## Task description:
Copy down every line where the string "Seat" shows up.

[Data listing]
····················

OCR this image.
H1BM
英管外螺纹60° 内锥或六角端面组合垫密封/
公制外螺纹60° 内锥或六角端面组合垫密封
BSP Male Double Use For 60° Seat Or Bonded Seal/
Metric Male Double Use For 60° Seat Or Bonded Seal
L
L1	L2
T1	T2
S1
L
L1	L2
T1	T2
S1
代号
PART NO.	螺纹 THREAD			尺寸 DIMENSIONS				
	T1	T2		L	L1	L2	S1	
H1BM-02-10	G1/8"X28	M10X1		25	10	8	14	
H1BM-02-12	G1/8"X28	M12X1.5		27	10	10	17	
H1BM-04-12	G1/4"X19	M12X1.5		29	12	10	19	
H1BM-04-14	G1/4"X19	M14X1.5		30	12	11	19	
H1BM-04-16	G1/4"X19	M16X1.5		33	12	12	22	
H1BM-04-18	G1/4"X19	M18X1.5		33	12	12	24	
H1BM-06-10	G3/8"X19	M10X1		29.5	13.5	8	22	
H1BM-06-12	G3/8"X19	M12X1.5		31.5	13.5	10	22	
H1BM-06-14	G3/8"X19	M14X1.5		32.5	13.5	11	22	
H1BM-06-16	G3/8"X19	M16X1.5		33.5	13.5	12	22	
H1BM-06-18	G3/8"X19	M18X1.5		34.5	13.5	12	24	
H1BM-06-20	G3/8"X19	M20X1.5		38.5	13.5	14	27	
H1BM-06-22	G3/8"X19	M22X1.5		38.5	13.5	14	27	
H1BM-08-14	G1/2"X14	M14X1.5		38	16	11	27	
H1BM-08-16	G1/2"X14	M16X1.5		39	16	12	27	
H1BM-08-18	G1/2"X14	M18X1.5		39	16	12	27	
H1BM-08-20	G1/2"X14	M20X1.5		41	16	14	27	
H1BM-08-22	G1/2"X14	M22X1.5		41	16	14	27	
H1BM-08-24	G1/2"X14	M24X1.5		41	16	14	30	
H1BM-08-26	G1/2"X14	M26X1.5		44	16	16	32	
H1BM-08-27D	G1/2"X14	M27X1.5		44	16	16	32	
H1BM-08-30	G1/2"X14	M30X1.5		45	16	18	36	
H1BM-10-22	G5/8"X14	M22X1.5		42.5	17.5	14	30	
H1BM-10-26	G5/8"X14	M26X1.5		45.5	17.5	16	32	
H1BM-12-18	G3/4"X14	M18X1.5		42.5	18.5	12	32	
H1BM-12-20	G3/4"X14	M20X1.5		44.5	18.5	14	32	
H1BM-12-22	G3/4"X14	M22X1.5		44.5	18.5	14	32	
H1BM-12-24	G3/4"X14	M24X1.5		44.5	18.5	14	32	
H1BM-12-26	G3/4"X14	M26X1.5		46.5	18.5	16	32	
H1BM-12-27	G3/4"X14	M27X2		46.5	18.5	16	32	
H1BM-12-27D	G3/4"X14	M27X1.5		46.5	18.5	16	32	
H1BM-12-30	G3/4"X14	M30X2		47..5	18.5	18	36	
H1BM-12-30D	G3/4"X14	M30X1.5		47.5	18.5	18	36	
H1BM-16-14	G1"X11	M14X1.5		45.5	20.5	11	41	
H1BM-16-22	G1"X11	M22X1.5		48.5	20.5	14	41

····················

## Solved problem:
BSP Male Double Use For 60° Seat Or Bonded Seal/
Metric Male Double Use For 60° Seat Or Bonded Seal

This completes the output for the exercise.